### TASK PROMPT
Give the total number of lines with the word "into" in them, and no other words.
** Start DATA TO PROCESS **
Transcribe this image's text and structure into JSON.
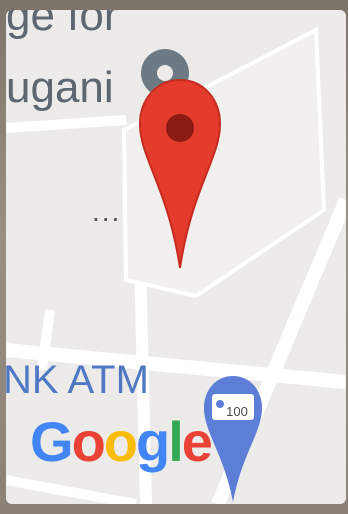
{
  "map": {
    "place_label_line1": "ge for",
    "place_label_line2": "ugani",
    "atm_label": "NK ATM",
    "overflow_dots": "...",
    "atm_badge": "100",
    "google_logo": [
      {
        "char": "G",
        "color": "#4285F4"
      },
      {
        "char": "o",
        "color": "#EA4335"
      },
      {
        "char": "o",
        "color": "#FBBC05"
      },
      {
        "char": "g",
        "color": "#4285F4"
      },
      {
        "char": "l",
        "color": "#34A853"
      },
      {
        "char": "e",
        "color": "#EA4335"
      }
    ],
    "icons": {
      "location_pin": "map-pin-icon",
      "atm_pin": "atm-pin-icon",
      "poi": "poi-marker-icon"
    },
    "colors": {
      "pin_red": "#e53b2c",
      "pin_dot": "#8a1a12",
      "atm_pin_blue": "#5c7ed6",
      "map_bg": "#ecebea",
      "road": "#ffffff"
    }
  }
}
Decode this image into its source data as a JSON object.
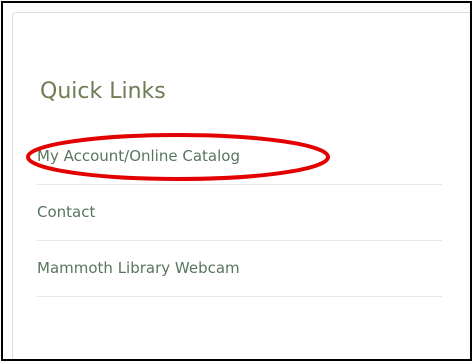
{
  "quick_links": {
    "title": "Quick Links",
    "items": [
      {
        "label": "My Account/Online Catalog"
      },
      {
        "label": "Contact"
      },
      {
        "label": "Mammoth Library Webcam"
      }
    ]
  },
  "colors": {
    "title_text": "#6e7b55",
    "link_text": "#58755f",
    "highlight": "#e30000",
    "frame": "#000000"
  }
}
** End DATA TO PROCESS **
### RESPONSE BELOW
2